- _What is needed_:
Read through the records below and copy each line that uses the word "plain".

(Source records)
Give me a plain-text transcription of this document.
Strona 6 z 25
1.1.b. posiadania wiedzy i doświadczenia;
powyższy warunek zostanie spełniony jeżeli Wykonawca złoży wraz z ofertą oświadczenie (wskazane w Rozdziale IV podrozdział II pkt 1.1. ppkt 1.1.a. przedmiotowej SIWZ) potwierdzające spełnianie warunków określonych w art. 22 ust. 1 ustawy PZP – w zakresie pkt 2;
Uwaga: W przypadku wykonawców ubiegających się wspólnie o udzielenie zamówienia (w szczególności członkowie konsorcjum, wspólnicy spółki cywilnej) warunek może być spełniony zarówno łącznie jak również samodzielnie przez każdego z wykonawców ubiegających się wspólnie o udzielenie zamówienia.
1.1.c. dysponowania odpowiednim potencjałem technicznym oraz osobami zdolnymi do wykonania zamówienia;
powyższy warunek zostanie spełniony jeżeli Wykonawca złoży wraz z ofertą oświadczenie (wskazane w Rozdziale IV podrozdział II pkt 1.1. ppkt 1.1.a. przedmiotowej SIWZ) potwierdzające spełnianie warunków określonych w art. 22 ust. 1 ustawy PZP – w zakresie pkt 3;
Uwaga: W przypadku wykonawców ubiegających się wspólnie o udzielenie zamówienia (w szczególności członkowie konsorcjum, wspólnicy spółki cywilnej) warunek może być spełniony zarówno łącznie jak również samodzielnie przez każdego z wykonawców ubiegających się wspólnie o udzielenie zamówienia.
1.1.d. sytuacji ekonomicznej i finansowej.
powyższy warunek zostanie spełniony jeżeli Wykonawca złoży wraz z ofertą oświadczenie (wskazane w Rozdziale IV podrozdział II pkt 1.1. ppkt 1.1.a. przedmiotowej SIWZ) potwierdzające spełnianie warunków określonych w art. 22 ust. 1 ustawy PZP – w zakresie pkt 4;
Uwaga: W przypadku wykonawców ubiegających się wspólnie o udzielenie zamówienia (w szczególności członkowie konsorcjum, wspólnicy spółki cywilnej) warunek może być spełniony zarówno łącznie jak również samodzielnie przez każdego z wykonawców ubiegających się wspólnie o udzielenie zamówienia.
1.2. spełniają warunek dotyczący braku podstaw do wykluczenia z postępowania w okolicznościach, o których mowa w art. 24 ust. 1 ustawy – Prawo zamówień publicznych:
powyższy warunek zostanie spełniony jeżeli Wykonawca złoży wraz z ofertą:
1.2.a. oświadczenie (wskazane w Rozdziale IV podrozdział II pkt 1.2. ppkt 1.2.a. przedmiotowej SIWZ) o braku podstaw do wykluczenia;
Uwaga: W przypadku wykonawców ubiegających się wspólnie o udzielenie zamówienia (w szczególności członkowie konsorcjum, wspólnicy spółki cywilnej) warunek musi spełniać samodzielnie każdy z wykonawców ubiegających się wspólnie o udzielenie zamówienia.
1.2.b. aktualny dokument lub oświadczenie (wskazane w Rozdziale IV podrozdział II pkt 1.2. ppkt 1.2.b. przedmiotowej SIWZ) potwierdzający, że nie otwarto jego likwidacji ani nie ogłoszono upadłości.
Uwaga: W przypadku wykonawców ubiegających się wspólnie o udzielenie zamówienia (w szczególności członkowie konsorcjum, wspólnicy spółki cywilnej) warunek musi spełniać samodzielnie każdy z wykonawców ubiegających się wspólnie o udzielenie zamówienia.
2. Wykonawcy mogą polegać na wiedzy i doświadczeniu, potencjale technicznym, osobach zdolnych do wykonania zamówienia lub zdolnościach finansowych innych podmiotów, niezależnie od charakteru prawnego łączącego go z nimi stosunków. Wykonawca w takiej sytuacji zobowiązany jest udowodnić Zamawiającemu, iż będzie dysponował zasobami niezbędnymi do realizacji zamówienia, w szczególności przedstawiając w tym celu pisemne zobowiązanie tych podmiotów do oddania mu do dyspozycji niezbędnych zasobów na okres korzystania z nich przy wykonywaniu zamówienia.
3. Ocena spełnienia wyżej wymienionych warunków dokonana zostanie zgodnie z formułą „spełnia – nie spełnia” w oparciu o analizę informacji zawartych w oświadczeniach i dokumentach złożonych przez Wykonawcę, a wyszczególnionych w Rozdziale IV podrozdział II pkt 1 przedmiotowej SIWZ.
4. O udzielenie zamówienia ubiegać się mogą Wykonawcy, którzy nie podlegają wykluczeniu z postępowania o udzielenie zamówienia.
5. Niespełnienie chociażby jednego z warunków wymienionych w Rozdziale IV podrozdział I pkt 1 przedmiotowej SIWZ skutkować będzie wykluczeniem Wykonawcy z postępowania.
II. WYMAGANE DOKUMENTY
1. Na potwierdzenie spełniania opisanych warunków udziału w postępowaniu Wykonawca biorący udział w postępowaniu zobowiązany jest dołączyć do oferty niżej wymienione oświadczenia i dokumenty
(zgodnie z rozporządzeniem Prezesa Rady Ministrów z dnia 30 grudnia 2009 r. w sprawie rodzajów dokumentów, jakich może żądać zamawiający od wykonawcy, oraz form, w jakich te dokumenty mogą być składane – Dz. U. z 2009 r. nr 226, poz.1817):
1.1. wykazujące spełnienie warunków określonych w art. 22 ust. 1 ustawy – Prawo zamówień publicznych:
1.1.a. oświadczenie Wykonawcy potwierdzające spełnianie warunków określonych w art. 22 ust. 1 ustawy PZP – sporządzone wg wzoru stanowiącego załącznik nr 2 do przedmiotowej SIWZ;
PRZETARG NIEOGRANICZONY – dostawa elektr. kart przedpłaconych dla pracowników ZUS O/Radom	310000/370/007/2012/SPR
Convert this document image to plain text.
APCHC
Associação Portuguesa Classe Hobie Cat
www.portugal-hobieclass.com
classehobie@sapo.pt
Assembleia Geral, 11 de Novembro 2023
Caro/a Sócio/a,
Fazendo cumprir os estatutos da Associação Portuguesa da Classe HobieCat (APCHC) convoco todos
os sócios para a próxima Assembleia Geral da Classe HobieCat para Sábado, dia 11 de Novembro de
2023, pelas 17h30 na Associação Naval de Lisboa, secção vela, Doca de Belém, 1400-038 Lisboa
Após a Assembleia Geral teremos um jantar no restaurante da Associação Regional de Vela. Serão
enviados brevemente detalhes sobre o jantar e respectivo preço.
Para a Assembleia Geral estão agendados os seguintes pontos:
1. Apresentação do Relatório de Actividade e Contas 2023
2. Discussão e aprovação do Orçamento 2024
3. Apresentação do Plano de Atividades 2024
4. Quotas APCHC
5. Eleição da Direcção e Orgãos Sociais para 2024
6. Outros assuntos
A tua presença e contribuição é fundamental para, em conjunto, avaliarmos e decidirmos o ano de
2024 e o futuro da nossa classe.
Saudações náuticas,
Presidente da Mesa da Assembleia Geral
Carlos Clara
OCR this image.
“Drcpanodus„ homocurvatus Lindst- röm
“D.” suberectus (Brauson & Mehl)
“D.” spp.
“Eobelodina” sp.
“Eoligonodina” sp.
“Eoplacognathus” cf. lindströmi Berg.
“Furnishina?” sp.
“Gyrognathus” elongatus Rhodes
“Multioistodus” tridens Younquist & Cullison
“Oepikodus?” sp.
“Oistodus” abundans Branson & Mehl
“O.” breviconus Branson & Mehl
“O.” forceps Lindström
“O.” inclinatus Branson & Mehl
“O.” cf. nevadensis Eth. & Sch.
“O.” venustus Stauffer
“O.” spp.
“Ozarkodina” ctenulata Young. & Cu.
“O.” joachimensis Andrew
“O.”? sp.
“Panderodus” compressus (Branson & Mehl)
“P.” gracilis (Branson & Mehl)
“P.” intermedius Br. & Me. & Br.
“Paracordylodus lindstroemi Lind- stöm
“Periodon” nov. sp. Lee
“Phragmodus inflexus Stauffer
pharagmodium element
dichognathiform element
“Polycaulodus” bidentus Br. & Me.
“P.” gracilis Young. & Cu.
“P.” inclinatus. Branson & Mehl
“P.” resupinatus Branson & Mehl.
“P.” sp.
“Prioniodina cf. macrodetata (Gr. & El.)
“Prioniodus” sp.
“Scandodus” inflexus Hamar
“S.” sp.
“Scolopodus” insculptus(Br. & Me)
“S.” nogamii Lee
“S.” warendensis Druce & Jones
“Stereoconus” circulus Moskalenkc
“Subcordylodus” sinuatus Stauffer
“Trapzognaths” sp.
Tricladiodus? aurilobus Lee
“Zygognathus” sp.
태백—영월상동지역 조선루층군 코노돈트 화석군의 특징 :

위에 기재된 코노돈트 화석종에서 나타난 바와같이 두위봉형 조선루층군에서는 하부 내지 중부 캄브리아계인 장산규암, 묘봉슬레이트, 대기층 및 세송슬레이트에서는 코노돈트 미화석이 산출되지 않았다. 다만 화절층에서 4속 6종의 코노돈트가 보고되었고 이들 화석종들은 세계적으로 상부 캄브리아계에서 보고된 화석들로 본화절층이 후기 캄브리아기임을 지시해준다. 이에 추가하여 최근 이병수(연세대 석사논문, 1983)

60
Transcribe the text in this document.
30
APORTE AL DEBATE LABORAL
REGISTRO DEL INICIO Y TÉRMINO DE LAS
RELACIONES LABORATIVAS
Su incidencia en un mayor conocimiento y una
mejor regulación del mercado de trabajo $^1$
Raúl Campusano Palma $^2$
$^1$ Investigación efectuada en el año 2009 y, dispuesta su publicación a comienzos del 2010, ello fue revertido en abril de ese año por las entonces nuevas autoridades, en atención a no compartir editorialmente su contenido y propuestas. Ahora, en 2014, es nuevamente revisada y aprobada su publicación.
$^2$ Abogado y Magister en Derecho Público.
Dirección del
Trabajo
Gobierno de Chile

- _Expected answer_:
Give me a plain-text transcription of this document.
Convert this document image to plain text.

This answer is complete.